[Stored entries]
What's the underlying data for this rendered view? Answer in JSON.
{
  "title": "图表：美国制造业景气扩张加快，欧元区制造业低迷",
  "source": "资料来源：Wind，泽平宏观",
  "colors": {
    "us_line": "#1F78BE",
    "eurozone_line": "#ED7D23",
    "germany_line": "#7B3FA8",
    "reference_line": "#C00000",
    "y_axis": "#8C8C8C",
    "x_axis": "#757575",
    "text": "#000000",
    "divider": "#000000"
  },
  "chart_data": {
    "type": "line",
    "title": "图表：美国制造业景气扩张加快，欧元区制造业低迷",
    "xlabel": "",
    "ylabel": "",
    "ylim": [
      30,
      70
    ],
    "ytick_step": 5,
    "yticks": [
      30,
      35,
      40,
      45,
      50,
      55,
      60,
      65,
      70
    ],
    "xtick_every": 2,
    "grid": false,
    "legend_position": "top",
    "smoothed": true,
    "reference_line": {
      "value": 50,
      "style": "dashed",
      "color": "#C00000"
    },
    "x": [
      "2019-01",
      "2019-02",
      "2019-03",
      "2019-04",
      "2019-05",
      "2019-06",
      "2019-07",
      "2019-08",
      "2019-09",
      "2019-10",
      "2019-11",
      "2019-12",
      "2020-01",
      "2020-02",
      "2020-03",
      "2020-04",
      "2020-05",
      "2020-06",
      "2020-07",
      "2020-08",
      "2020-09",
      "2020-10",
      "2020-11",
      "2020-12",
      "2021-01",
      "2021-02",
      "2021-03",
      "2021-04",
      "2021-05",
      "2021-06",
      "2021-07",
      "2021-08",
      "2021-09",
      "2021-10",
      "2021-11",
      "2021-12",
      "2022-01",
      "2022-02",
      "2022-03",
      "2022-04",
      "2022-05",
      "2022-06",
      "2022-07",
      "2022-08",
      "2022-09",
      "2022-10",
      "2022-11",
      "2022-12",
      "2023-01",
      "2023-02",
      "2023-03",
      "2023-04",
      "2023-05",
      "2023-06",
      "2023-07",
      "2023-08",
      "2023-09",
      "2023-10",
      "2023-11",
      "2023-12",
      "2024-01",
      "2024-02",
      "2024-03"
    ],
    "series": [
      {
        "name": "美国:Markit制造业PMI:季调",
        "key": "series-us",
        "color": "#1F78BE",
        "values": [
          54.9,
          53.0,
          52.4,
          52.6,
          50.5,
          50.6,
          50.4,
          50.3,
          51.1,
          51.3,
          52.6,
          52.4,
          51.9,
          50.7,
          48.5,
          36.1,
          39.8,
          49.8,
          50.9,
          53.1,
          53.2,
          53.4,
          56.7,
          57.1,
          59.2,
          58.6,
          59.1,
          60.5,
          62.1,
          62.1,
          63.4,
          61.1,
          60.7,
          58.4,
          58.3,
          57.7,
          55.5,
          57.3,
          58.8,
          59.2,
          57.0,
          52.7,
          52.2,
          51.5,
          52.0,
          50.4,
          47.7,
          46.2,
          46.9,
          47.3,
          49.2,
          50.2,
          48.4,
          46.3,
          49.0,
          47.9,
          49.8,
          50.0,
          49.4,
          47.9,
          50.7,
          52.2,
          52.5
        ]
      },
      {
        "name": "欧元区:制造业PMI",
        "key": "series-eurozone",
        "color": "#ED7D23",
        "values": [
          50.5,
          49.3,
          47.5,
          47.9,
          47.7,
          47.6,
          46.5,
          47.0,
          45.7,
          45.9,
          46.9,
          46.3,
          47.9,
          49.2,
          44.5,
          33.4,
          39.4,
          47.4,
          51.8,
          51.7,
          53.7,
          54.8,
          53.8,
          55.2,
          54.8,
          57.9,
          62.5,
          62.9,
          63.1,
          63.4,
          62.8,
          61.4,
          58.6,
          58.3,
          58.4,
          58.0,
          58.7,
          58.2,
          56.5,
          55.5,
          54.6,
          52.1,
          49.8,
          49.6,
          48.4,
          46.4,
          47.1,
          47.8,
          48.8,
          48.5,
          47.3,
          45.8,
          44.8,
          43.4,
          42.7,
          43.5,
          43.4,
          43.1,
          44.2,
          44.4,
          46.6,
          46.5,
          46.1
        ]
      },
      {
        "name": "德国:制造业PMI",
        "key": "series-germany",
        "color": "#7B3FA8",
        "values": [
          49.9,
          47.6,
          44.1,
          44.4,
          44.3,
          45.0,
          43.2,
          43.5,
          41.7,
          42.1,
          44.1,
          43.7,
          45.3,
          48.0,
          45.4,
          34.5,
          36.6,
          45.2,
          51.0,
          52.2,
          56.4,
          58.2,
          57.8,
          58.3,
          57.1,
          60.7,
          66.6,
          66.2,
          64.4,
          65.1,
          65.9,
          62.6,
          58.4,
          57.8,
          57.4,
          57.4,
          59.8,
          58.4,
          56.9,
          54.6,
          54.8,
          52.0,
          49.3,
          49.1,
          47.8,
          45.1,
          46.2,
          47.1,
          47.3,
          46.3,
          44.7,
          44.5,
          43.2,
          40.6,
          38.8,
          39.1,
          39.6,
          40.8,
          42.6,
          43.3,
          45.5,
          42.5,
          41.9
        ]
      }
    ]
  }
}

▶ **Set task**: Above are the records. Copy every line in them holding "title".

▶ **Correct answer**:
  "title": "图表：美国制造业景气扩张加快，欧元区制造业低迷",
    "title": "图表：美国制造业景气扩张加快，欧元区制造业低迷",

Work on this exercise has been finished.